### Task objective
Return only the number of lines that hold "discharger".

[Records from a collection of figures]
————————

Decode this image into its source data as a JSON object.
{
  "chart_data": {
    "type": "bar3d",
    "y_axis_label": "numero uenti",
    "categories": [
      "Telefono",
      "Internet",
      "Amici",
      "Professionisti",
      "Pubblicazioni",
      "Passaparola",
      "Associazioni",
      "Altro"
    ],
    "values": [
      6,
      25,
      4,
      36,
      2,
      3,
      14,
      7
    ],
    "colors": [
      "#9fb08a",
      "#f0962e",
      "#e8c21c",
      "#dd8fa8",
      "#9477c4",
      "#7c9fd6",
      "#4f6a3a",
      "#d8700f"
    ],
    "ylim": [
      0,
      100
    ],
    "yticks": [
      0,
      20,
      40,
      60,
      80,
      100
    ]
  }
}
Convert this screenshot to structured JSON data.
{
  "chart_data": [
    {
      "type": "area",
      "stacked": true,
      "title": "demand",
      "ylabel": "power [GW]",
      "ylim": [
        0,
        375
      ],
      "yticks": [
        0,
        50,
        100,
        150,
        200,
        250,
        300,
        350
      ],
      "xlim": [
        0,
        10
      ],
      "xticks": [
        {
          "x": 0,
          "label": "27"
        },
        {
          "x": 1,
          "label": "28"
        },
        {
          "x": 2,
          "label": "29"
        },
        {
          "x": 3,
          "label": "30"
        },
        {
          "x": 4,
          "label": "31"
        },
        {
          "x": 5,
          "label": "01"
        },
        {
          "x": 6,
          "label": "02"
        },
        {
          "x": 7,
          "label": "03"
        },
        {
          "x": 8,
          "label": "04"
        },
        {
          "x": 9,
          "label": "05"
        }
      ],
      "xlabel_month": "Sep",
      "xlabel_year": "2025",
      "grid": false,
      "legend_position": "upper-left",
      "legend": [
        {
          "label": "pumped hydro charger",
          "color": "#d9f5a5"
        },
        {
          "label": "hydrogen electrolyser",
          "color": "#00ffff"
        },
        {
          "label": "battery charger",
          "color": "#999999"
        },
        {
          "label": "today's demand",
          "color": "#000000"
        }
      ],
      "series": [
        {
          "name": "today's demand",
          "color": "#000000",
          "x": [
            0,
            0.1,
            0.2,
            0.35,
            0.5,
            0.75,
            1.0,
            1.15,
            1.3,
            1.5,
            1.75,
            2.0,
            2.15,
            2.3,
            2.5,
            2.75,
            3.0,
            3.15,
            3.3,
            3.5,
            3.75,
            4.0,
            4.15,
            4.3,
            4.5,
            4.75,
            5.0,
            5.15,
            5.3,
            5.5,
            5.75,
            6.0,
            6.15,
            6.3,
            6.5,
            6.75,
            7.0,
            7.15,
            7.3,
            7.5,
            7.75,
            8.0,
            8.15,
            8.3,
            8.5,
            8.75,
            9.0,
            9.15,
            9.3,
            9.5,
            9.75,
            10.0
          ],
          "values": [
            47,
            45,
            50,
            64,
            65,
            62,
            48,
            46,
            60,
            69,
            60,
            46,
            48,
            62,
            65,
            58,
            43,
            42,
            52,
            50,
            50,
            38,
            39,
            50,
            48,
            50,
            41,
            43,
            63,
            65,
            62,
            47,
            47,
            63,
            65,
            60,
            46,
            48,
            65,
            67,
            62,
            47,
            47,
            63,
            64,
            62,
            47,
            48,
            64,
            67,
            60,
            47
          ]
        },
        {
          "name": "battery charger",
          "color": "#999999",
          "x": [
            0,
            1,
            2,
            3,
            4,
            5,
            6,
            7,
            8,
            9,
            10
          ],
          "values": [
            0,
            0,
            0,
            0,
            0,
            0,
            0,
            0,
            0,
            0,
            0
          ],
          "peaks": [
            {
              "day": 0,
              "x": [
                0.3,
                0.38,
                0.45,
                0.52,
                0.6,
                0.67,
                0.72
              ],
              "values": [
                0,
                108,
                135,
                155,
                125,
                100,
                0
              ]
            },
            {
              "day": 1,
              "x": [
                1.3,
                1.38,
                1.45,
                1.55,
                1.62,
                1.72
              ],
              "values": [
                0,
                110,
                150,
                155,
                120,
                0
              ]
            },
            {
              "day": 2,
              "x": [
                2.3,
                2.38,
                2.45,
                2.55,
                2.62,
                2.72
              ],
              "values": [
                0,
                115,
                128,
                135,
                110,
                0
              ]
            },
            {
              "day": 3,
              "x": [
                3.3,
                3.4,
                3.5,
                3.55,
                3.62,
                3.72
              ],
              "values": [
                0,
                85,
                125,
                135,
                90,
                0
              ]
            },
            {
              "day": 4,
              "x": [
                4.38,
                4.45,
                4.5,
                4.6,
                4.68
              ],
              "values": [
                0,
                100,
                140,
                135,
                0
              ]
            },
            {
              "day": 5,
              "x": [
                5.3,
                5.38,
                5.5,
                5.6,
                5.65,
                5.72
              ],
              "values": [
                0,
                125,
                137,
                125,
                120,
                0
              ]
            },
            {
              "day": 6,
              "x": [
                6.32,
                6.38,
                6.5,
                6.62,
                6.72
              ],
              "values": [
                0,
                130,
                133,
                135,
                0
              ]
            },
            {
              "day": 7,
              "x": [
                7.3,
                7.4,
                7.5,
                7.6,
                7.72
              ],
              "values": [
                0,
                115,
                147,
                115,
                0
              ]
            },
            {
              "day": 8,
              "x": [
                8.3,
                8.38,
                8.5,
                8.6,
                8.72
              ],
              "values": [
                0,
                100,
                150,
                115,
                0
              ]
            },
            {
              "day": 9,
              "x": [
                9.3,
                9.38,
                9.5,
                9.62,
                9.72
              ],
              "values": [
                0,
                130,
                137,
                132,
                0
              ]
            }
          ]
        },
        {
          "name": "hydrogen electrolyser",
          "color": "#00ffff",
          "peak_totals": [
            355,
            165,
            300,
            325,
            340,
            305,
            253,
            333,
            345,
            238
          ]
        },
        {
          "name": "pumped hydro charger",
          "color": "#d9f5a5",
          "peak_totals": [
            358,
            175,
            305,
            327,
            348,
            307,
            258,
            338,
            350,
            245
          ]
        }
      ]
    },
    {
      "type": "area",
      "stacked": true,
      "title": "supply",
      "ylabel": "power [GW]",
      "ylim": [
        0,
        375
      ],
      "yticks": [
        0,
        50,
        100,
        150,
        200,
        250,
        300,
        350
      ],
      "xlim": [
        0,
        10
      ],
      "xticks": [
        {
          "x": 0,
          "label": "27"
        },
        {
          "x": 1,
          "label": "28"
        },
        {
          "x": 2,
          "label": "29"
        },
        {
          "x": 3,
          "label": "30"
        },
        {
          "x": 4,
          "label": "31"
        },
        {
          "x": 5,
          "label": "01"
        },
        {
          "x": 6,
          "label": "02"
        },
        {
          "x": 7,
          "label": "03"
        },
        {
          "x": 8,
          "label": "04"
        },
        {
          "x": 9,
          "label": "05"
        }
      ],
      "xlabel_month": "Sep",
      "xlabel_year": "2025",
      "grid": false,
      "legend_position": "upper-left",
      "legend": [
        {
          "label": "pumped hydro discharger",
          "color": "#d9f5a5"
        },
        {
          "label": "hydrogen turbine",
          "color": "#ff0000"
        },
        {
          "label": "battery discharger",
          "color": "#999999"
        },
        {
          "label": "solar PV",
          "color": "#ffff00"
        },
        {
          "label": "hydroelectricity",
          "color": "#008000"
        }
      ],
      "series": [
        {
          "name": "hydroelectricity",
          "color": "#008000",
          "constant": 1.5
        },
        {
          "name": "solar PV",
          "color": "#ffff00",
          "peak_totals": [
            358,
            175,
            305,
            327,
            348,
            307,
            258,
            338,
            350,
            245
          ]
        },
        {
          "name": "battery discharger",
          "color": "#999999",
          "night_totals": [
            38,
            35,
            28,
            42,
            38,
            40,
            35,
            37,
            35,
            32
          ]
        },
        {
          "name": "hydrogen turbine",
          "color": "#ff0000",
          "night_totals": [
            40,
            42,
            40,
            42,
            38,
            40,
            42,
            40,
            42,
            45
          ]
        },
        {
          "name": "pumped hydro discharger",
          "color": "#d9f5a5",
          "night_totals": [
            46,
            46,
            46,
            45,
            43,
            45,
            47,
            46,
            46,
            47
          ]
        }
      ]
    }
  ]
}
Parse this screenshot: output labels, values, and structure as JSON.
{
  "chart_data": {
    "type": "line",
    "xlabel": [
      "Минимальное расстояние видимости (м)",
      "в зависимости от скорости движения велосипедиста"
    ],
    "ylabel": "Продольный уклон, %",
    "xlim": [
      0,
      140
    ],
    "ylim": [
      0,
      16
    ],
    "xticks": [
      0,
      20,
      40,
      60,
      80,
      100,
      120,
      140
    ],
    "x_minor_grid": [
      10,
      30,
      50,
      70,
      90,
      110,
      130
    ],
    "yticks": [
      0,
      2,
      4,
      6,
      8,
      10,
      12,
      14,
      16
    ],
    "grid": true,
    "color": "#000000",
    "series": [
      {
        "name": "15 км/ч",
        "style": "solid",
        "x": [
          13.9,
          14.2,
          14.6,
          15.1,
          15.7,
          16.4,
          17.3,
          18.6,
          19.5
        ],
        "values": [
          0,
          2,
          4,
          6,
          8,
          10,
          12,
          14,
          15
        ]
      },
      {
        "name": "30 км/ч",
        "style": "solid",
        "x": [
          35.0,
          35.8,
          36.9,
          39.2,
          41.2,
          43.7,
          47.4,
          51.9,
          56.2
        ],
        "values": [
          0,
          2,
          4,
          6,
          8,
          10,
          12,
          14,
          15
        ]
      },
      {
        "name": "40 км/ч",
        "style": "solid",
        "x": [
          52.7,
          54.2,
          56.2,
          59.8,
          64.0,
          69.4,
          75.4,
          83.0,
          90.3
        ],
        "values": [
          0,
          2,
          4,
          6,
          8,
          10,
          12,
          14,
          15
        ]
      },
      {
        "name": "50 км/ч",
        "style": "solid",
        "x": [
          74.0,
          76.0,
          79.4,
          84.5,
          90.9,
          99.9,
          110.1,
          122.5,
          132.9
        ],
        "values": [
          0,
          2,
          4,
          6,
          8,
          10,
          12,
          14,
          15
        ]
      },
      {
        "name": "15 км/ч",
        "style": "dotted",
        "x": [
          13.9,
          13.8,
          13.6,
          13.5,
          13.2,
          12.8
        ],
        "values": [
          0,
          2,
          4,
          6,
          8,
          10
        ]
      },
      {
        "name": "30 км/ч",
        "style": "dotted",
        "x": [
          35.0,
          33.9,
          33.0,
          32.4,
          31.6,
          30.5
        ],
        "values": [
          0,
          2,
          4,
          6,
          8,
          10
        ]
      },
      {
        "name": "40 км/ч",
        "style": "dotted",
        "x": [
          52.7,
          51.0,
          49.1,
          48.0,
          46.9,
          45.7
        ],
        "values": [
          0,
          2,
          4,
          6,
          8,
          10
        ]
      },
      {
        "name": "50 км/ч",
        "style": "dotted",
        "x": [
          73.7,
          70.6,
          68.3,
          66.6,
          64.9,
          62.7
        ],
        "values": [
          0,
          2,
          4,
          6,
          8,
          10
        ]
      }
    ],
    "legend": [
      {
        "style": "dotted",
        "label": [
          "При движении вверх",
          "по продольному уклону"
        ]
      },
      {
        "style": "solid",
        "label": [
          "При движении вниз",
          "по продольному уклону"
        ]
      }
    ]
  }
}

————————

### Written response
4